Find every line containing the word "icon" in the records below; report only how many there are.

>>>>>

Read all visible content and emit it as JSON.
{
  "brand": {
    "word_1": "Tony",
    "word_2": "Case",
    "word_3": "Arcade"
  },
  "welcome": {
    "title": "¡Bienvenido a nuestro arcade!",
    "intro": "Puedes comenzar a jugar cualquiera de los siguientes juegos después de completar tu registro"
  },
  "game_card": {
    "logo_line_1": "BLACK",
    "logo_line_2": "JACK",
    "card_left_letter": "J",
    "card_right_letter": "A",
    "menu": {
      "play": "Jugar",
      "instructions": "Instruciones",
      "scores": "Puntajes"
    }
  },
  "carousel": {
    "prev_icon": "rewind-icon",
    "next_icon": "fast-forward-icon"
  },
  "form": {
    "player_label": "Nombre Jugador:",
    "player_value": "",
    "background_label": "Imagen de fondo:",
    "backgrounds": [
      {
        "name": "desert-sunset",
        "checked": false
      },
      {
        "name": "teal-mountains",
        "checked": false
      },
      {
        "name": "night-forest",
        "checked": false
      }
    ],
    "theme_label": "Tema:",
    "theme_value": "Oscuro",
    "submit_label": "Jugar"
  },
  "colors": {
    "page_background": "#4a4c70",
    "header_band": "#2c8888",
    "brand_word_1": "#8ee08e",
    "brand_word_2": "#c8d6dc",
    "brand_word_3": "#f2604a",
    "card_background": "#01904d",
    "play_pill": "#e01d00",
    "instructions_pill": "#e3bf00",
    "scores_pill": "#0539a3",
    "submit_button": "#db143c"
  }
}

<<<<<

** COMPLETE ANSWER **
2